-- What the task asks --
Gather up the lines with the word "igen" in them.

^^^^^^^^^^^^^^^^

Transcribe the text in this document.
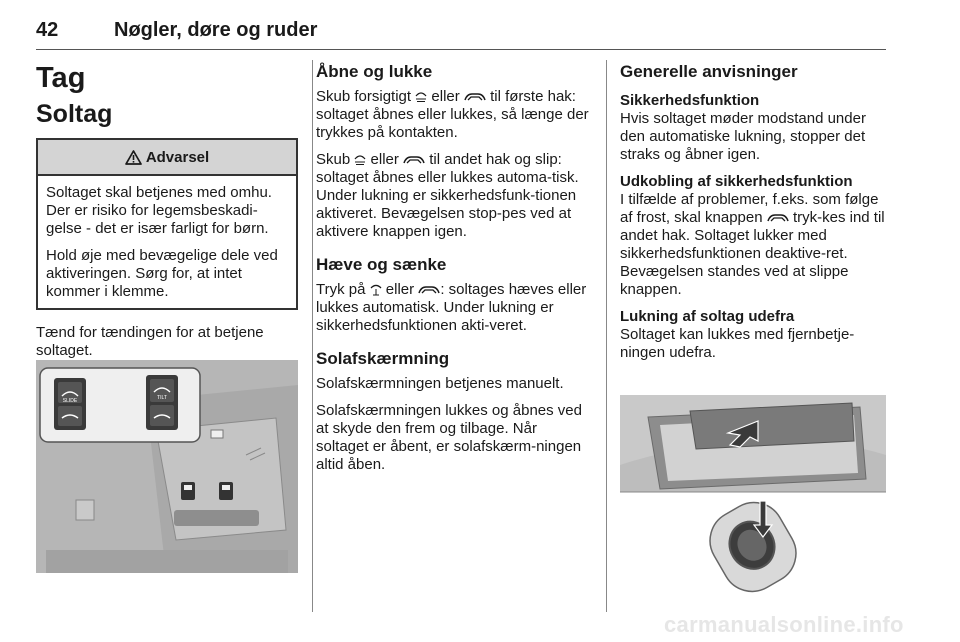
42	Nøgler, døre og ruder
Tag
Soltag
Advarsel

Soltaget skal betjenes med omhu. Der er risiko for legemsbeskadi-gelse - det er især farligt for børn.

Hold øje med bevægelige dele ved aktiveringen. Sørg for, at intet kommer i klemme.

Tænd for tændingen for at betjene soltaget.

SLIDE	TILT
Åbne og lukke

Skub forsigtigt eller til første hak: soltaget åbnes eller lukkes, så længe der trykkes på kontakten.

Skub eller til andet hak og slip: soltaget åbnes eller lukkes automa-tisk. Under lukning er sikkerhedsfunk-tionen aktiveret. Bevægelsen stop-pes ved at aktivere knappen igen.

Hæve og sænke

Tryk på eller : soltages hæves eller lukkes automatisk. Under lukning er sikkerhedsfunktionen akti-veret.

Solafskærmning

Solafskærmningen betjenes manuelt.

Solafskærmningen lukkes og åbnes ved at skyde den frem og tilbage. Når soltaget er åbent, er solafskærm-ningen altid åben.

Generelle anvisninger
Sikkerhedsfunktion

Hvis soltaget møder modstand under den automatiske lukning, stopper det straks og åbner igen.

Udkobling af sikkerhedsfunktion

I tilfælde af problemer, f.eks. som følge af frost, skal knappen tryk-kes ind til andet hak. Soltaget lukker med sikkerhedsfunktionen deaktive-ret. Bevægelsen standes ved at slippe knappen.

Lukning af soltag udefra

Soltaget kan lukkes med fjernbetje-ningen udefra.

carmanualsonline.info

^^^^^^^^^^^^^^^^

-- Output of the task --
Skub eller til andet hak og slip: soltaget åbnes eller lukkes automa-tisk. Under lukning er sikkerhedsfunk-tionen aktiveret. Bevægelsen stop-pes ved at aktivere knappen igen.
Hvis soltaget møder modstand under den automatiske lukning, stopper det straks og åbner igen.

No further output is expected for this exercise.